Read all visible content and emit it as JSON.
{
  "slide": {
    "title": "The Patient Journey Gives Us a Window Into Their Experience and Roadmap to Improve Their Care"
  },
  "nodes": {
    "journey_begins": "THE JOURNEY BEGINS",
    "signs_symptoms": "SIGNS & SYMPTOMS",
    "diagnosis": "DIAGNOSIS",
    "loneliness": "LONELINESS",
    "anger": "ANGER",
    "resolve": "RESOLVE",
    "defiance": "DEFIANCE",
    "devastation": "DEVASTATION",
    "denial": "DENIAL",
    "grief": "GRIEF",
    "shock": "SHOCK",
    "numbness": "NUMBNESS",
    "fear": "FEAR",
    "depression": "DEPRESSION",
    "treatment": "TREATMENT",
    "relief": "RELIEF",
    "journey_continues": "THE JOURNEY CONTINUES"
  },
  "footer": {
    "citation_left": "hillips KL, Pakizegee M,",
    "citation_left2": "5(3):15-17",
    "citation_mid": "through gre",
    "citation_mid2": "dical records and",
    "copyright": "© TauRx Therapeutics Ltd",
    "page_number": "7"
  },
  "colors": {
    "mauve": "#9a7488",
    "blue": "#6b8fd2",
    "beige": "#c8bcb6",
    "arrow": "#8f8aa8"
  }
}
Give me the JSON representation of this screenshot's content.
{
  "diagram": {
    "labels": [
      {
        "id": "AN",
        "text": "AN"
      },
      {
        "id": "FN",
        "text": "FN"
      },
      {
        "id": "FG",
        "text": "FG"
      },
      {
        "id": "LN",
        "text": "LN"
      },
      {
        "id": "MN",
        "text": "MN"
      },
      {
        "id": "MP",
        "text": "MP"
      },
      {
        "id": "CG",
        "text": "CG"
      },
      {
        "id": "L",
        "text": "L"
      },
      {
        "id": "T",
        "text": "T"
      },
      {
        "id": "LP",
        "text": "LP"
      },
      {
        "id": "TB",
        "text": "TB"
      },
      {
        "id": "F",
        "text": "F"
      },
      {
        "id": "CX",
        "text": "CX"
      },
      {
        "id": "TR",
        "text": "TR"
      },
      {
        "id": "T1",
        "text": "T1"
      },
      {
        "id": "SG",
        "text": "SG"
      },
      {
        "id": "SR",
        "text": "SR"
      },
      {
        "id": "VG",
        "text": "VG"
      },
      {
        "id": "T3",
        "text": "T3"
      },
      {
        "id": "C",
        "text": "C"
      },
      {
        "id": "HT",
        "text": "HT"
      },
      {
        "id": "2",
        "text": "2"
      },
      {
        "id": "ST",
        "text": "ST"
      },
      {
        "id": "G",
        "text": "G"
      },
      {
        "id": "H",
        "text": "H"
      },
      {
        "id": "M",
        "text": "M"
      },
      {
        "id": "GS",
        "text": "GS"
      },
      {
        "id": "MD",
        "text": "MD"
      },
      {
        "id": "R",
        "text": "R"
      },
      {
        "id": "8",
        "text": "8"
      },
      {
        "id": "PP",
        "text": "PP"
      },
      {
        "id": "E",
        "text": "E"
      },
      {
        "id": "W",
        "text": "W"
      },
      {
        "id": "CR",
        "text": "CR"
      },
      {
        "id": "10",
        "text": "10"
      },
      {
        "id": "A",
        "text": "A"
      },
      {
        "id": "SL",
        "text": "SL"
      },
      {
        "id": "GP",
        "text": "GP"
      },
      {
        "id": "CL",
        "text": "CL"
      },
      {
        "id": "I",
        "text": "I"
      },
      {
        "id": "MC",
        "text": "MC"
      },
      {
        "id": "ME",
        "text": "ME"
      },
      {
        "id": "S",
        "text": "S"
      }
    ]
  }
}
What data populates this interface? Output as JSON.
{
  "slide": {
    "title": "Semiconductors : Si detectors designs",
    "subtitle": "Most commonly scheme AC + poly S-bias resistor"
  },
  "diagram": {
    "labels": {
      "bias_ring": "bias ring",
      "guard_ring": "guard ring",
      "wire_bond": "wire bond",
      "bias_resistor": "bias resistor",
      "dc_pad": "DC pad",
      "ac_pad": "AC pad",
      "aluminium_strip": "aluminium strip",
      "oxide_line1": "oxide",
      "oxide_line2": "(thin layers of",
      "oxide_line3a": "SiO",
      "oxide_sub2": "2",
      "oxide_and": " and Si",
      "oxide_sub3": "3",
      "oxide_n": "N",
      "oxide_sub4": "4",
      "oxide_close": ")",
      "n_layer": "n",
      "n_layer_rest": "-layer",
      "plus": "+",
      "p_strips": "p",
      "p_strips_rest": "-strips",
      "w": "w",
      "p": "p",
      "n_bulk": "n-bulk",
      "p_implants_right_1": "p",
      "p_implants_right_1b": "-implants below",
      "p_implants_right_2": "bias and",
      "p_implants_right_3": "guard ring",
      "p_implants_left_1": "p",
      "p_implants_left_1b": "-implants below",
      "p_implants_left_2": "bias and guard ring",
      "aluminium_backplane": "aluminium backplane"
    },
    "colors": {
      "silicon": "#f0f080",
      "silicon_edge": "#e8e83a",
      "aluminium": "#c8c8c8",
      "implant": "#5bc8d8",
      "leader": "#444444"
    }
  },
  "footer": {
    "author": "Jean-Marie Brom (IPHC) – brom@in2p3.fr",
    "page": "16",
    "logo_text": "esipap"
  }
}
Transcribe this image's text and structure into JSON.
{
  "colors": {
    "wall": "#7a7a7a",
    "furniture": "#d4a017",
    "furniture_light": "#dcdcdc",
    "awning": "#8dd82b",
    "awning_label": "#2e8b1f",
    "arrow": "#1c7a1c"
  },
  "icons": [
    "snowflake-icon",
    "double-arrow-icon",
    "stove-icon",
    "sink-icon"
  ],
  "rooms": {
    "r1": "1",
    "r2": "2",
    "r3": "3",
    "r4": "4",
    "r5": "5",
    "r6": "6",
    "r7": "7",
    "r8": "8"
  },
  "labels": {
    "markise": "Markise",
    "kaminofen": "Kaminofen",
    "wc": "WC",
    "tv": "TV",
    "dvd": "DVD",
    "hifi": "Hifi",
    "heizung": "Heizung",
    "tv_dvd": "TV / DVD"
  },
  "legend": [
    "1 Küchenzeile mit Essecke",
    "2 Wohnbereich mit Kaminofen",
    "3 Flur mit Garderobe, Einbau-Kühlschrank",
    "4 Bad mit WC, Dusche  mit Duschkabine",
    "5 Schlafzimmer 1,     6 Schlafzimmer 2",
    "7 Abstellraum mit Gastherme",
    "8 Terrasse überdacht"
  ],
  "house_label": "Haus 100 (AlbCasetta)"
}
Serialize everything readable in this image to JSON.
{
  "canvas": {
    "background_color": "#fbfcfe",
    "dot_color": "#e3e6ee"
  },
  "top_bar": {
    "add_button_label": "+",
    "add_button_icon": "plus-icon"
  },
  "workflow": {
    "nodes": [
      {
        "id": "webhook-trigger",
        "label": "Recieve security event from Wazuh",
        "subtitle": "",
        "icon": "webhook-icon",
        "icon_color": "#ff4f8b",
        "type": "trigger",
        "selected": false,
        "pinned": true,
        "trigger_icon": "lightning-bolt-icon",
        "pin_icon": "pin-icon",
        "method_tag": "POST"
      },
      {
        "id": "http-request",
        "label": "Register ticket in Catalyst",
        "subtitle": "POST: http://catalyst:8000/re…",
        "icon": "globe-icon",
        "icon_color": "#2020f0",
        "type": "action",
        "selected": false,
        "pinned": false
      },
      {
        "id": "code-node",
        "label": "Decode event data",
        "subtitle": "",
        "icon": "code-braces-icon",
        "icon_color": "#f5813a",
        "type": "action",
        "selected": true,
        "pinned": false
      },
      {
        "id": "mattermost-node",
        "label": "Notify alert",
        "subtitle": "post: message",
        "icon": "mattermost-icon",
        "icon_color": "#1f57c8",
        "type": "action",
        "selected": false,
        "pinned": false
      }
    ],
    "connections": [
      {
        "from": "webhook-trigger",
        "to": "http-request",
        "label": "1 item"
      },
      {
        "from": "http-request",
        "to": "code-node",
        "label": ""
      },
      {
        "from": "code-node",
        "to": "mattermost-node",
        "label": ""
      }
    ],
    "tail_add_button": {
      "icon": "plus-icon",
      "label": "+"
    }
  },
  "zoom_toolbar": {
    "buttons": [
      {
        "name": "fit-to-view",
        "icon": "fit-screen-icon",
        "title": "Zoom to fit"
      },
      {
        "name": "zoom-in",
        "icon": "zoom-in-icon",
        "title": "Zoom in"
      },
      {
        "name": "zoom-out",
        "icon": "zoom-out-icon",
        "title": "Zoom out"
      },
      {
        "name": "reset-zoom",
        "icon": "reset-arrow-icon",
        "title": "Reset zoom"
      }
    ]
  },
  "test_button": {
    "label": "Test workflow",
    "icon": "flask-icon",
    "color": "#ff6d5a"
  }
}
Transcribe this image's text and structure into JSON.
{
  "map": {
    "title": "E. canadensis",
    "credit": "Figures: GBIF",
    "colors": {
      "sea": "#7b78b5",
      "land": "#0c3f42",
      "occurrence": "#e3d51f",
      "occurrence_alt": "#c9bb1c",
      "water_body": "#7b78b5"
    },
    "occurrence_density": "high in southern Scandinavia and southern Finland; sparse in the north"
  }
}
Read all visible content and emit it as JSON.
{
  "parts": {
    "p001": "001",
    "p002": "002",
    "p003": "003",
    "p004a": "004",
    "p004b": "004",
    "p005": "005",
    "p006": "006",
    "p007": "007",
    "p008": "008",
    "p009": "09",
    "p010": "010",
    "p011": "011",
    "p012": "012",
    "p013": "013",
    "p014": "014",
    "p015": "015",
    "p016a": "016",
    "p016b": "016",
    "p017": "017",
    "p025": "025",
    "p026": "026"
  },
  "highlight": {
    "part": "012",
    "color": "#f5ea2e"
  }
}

Task brief: Look over the records above and copy each line that includes the string "guard".

The solution:
      "guard_ring": "guard ring",
      "p_implants_right_3": "guard ring",
      "p_implants_left_2": "bias and guard ring",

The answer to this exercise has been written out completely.